(begin)

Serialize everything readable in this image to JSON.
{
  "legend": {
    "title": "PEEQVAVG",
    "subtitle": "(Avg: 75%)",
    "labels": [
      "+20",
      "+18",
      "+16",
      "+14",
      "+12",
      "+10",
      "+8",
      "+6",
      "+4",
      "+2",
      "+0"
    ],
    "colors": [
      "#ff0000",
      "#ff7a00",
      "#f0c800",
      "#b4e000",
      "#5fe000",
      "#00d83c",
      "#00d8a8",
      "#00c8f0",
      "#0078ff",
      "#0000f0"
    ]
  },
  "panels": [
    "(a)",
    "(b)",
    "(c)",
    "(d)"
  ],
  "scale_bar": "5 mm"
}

(end)

**GIVEN EXERCISE**
All of the lines above must be returned exactly.

**FULL RESPONSE**
Serialize everything readable in this image to JSON.
{
  "legend": {
    "title": "PEEQVAVG",
    "subtitle": "(Avg: 75%)",
    "labels": [
      "+20",
      "+18",
      "+16",
      "+14",
      "+12",
      "+10",
      "+8",
      "+6",
      "+4",
      "+2",
      "+0"
    ],
    "colors": [
      "#ff0000",
      "#ff7a00",
      "#f0c800",
      "#b4e000",
      "#5fe000",
      "#00d83c",
      "#00d8a8",
      "#00c8f0",
      "#0078ff",
      "#0000f0"
    ]
  },
  "panels": [
    "(a)",
    "(b)",
    "(c)",
    "(d)"
  ],
  "scale_bar": "5 mm"
}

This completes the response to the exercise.